- YOUR TASK:
In the listing below, locate the lines that hold "index" and copy them.

- DATA ENTRIES:
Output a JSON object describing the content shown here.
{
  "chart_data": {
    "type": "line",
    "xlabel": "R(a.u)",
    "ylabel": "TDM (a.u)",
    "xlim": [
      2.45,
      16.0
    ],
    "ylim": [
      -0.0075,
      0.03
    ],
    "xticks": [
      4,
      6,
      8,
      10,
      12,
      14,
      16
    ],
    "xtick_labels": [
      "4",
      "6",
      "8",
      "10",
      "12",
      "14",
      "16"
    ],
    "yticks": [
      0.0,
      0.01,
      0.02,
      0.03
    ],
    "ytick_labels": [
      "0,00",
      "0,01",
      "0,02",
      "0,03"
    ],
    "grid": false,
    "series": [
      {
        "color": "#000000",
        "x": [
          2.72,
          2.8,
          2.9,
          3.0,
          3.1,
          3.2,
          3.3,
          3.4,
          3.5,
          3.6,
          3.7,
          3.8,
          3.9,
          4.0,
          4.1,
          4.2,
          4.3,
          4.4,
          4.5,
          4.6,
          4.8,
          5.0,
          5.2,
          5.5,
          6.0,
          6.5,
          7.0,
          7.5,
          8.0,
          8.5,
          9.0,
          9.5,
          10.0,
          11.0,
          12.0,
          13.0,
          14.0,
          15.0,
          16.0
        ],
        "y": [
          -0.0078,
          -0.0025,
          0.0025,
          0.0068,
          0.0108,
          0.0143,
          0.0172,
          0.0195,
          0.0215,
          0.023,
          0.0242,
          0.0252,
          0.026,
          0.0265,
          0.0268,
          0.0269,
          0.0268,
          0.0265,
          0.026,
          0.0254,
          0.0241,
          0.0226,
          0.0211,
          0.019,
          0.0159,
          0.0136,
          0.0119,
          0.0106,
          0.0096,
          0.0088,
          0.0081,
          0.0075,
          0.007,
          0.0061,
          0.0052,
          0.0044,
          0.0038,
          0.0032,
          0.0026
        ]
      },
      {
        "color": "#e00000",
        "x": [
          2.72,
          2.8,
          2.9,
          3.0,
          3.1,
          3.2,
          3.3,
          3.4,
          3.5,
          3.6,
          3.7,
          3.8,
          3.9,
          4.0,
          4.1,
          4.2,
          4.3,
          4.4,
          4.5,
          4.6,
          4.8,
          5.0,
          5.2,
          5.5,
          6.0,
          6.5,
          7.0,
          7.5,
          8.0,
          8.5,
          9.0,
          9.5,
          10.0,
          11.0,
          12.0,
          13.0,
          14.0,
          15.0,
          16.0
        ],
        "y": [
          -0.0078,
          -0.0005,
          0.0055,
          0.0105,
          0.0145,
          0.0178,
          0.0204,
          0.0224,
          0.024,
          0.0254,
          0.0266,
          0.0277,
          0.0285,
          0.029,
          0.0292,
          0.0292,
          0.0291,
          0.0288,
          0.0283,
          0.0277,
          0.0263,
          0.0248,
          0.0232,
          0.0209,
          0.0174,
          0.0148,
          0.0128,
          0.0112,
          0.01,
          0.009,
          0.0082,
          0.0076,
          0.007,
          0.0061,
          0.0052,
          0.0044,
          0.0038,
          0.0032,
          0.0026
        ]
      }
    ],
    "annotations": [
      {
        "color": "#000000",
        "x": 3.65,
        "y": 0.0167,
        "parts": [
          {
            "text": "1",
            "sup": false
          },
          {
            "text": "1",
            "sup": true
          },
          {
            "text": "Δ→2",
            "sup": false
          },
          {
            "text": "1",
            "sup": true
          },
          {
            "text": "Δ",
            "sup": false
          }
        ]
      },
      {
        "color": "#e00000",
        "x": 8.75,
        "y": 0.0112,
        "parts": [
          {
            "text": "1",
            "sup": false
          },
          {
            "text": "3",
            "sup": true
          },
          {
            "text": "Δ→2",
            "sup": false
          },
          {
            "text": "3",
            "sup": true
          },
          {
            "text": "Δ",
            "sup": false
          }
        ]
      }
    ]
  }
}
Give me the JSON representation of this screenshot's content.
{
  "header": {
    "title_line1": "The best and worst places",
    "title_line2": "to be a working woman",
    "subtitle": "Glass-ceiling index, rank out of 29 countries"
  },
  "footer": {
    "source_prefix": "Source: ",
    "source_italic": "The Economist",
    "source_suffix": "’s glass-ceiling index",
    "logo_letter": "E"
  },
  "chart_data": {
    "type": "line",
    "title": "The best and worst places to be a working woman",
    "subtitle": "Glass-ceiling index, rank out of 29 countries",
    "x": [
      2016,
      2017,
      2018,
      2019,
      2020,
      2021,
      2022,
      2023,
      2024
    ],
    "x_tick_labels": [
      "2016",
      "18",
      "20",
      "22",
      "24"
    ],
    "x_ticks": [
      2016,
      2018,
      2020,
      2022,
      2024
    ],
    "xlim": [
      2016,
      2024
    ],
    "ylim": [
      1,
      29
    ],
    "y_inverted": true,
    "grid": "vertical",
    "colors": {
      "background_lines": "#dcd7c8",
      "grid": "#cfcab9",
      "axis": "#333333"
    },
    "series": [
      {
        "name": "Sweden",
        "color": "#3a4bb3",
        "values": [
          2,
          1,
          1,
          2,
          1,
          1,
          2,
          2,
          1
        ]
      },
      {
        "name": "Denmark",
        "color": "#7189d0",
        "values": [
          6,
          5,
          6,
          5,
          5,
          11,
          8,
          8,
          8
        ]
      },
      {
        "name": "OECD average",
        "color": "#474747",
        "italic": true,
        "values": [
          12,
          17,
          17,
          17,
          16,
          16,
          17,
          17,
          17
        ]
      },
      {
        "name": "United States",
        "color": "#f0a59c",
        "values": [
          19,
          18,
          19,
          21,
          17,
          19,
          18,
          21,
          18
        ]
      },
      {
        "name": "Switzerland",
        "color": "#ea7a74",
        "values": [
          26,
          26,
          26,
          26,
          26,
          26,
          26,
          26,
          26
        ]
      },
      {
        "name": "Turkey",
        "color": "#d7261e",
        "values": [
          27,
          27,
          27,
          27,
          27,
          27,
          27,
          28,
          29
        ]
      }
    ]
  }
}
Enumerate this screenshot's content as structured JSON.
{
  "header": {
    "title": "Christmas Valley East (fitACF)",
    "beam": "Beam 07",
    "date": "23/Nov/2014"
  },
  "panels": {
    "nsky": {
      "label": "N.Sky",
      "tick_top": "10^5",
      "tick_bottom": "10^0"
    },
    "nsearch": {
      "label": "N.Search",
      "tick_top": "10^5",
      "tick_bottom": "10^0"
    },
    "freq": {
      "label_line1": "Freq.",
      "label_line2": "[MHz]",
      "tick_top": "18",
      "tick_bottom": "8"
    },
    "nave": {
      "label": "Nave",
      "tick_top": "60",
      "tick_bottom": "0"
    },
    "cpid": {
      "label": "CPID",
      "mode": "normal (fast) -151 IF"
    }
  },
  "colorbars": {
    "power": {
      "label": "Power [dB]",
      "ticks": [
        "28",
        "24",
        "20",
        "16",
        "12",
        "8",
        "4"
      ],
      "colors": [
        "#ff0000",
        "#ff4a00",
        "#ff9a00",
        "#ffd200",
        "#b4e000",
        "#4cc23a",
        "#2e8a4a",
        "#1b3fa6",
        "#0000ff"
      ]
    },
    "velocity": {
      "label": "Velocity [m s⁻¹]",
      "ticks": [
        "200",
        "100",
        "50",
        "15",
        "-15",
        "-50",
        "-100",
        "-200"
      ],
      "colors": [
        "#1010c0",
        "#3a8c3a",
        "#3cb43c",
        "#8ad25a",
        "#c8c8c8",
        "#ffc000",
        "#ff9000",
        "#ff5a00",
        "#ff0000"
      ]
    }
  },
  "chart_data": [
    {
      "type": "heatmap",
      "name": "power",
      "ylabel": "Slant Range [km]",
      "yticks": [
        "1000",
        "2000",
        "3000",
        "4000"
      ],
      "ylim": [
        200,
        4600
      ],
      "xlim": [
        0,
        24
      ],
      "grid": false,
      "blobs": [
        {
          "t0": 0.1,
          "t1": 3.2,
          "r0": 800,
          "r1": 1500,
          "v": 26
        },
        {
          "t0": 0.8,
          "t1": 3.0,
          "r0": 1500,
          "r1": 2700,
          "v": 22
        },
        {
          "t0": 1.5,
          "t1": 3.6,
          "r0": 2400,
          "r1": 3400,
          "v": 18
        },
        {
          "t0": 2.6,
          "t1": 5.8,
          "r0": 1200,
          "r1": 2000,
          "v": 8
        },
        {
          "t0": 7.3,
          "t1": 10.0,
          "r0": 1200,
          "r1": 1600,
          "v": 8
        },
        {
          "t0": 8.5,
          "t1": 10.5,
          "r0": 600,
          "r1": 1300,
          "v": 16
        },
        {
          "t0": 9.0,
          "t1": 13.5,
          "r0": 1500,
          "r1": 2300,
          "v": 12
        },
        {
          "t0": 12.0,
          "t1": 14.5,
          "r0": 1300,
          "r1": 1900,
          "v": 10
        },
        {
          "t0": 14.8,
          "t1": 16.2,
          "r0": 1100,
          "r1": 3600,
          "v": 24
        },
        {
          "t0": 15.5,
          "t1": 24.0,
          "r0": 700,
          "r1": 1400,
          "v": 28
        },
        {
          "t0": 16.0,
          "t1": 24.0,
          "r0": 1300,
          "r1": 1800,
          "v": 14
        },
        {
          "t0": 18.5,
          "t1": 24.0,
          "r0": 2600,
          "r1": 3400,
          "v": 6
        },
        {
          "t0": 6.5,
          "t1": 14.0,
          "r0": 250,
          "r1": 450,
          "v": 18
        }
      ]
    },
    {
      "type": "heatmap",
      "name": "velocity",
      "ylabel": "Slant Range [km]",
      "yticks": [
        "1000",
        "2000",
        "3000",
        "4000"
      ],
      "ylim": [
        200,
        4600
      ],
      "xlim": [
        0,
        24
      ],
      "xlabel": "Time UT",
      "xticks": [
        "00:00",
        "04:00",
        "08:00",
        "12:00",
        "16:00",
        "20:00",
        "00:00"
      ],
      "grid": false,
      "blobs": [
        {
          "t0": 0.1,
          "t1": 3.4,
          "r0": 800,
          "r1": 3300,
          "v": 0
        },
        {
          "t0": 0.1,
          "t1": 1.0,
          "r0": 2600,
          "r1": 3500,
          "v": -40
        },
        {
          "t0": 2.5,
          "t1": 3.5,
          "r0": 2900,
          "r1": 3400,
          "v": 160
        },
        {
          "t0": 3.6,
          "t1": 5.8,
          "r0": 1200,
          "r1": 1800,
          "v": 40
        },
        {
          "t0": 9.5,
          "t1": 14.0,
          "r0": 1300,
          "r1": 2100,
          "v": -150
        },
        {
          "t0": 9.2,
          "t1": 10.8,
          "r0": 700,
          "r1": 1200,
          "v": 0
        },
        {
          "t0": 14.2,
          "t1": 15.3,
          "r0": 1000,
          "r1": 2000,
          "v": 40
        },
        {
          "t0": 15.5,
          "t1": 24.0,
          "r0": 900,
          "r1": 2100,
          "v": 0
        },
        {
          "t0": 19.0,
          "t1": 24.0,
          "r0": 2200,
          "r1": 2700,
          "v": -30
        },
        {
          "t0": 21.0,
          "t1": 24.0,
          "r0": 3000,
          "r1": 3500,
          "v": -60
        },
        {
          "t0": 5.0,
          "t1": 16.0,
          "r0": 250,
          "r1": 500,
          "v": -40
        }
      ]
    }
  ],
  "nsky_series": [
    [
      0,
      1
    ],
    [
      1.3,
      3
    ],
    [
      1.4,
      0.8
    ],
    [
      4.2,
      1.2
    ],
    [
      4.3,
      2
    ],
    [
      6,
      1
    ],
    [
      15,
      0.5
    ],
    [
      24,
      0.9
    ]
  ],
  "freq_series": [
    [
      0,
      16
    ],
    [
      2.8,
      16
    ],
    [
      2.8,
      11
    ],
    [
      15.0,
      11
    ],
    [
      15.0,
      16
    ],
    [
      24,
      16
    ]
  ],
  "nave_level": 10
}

- CORRECT RESPONSE:
    "subtitle": "Glass-ceiling index, rank out of 29 countries"
    "source_suffix": "’s glass-ceiling index",
    "subtitle": "Glass-ceiling index, rank out of 29 countries",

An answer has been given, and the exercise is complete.